# Problem to solve
Give the listing again exactly, omitting its images.

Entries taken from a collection
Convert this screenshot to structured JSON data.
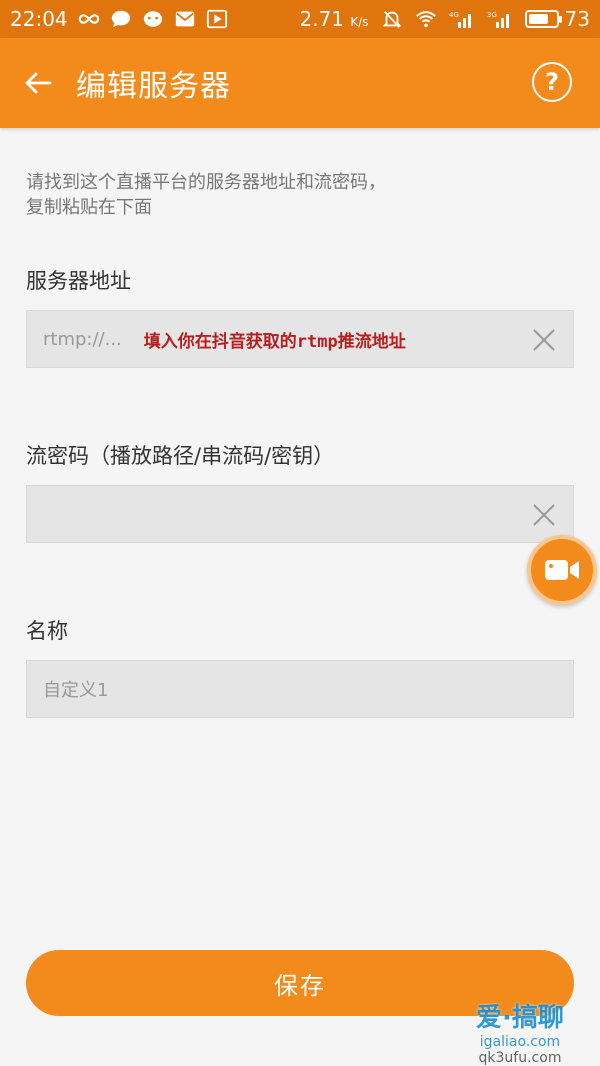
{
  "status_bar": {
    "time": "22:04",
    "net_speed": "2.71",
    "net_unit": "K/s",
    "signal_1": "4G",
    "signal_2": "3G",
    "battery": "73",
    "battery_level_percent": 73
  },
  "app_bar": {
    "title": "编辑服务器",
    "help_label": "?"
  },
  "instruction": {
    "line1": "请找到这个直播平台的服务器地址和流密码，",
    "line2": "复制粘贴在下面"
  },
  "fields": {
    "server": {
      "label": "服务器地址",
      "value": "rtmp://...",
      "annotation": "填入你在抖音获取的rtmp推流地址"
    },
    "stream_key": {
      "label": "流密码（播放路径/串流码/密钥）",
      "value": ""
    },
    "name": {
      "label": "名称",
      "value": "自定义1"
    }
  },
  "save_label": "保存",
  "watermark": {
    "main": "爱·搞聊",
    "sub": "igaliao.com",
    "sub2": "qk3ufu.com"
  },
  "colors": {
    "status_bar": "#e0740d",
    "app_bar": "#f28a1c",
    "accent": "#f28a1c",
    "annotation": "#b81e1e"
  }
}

# Full solution
Convert this screenshot to structured JSON data.
{
  "status_bar": {
    "time": "22:04",
    "net_speed": "2.71",
    "net_unit": "K/s",
    "signal_1": "4G",
    "signal_2": "3G",
    "battery": "73",
    "battery_level_percent": 73
  },
  "app_bar": {
    "title": "编辑服务器",
    "help_label": "?"
  },
  "instruction": {
    "line1": "请找到这个直播平台的服务器地址和流密码，",
    "line2": "复制粘贴在下面"
  },
  "fields": {
    "server": {
      "label": "服务器地址",
      "value": "rtmp://...",
      "annotation": "填入你在抖音获取的rtmp推流地址"
    },
    "stream_key": {
      "label": "流密码（播放路径/串流码/密钥）",
      "value": ""
    },
    "name": {
      "label": "名称",
      "value": "自定义1"
    }
  },
  "save_label": "保存",
  "watermark": {
    "main": "爱·搞聊",
    "sub": "igaliao.com",
    "sub2": "qk3ufu.com"
  },
  "colors": {
    "status_bar": "#e0740d",
    "app_bar": "#f28a1c",
    "accent": "#f28a1c",
    "annotation": "#b81e1e"
  }
}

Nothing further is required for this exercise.